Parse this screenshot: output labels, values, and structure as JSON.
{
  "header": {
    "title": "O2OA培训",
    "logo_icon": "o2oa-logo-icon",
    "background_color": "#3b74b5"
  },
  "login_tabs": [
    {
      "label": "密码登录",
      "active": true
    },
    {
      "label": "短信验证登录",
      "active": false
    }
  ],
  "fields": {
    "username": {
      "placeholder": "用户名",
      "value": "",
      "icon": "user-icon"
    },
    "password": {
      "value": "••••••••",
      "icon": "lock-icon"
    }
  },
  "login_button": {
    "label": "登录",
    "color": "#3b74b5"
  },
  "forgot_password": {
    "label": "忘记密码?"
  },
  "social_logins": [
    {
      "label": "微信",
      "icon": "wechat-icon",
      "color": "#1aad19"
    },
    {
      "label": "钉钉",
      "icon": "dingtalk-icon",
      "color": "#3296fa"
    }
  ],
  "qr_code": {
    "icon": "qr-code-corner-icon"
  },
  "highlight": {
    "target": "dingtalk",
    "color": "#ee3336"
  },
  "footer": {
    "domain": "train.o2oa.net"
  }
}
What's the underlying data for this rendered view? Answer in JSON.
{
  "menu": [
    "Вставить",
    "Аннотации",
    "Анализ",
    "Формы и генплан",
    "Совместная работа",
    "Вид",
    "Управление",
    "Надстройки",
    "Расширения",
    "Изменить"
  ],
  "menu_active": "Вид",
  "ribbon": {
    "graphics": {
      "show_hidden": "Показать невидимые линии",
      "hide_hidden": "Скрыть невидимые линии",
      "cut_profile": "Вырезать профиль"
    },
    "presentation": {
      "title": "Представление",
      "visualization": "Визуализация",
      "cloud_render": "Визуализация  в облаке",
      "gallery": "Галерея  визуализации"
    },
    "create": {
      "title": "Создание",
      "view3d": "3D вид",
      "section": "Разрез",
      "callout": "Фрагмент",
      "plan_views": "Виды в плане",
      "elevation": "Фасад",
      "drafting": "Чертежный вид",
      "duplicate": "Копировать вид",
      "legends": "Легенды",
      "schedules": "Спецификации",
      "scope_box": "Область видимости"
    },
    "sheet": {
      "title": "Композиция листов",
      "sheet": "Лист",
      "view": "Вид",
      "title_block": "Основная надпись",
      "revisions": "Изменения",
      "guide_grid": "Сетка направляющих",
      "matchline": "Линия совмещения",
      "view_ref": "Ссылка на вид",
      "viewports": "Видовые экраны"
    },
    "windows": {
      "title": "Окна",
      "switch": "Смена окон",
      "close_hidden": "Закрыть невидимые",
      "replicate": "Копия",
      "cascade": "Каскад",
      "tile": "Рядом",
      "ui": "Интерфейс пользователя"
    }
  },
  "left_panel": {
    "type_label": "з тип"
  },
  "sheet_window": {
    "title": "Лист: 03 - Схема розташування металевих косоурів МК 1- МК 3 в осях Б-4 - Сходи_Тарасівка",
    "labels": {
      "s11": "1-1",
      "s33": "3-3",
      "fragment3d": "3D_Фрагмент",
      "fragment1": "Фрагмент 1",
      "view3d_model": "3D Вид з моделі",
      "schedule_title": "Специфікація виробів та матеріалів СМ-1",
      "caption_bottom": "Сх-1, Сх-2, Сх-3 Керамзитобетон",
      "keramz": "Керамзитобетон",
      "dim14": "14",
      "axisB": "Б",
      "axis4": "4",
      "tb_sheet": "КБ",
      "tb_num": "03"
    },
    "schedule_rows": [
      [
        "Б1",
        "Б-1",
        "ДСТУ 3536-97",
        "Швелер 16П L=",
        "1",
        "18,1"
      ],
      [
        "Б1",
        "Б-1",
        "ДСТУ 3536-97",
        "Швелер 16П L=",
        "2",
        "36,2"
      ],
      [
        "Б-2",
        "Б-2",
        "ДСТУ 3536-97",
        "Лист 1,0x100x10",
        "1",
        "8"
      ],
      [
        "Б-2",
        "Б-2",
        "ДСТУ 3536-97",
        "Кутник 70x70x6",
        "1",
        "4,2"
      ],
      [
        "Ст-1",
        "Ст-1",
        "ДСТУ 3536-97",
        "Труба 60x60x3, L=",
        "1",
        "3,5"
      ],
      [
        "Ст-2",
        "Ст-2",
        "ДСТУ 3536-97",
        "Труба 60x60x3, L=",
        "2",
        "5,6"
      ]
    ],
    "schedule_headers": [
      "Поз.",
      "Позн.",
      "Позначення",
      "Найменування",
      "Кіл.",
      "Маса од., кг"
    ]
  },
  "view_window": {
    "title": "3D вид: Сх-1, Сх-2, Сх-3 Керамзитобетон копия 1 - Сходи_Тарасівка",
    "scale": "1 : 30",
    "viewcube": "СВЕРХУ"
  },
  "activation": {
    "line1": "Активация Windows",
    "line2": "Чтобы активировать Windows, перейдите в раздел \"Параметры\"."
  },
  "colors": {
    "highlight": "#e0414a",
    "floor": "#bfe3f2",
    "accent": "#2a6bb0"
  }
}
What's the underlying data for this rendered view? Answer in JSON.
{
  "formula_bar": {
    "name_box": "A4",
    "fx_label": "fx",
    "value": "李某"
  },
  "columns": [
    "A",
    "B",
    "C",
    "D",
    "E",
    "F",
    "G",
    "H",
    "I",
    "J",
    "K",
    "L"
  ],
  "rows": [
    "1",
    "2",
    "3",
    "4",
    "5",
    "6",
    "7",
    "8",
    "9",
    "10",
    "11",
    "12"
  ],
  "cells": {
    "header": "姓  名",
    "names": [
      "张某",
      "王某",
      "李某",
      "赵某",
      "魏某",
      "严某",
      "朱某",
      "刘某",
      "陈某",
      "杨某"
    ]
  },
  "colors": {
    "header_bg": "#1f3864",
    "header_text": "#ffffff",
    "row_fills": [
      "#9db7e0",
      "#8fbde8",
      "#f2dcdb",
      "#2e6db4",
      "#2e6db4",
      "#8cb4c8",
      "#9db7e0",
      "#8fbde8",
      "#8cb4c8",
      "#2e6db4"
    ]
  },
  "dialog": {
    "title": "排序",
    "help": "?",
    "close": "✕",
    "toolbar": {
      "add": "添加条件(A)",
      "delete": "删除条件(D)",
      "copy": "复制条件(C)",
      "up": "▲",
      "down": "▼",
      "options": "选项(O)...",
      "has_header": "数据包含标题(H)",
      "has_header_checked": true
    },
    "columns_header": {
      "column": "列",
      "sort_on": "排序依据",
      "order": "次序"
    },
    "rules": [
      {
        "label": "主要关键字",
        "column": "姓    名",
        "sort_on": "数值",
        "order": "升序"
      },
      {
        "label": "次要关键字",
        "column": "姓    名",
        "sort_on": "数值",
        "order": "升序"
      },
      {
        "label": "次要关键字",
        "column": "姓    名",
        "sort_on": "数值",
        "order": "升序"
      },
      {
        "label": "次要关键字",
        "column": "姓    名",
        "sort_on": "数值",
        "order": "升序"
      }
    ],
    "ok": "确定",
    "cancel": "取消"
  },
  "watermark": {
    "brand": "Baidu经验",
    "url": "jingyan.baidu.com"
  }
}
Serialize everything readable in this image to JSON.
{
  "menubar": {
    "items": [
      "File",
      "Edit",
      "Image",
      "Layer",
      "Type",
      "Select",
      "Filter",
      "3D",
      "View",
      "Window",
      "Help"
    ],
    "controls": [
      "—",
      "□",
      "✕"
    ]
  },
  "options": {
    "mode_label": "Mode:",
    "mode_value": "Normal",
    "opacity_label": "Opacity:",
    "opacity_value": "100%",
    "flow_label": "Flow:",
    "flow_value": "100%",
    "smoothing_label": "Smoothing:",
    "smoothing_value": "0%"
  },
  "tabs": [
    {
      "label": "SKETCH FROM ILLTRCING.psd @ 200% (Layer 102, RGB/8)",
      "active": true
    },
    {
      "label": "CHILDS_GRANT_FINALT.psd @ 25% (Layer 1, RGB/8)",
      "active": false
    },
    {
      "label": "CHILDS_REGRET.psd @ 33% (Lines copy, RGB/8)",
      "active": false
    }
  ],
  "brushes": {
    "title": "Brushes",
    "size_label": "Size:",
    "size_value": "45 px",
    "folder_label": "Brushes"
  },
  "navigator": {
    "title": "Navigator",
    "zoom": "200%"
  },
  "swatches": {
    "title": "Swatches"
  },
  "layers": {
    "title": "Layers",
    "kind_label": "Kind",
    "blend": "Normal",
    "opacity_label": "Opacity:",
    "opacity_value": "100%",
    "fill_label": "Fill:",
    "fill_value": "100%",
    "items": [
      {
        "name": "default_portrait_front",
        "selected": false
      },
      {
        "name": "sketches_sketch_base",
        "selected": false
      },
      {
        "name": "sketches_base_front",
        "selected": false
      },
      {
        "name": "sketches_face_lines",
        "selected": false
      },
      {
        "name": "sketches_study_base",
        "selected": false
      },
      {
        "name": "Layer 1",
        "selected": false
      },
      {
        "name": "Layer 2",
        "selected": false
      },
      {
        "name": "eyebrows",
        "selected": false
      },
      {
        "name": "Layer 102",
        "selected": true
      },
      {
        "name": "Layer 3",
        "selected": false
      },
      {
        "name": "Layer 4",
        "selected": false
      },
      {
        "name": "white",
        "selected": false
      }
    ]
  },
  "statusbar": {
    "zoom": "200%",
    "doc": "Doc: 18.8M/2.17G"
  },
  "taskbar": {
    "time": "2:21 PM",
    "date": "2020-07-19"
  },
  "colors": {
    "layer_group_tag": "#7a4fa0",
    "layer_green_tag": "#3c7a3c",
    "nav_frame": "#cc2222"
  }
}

• • • • •

> _Direction_:
Isolate the lines above that contain the word "линии" and copy them.

> _Result of this exercise_:
      "show_hidden": "Показать невидимые линии",
      "hide_hidden": "Скрыть невидимые линии",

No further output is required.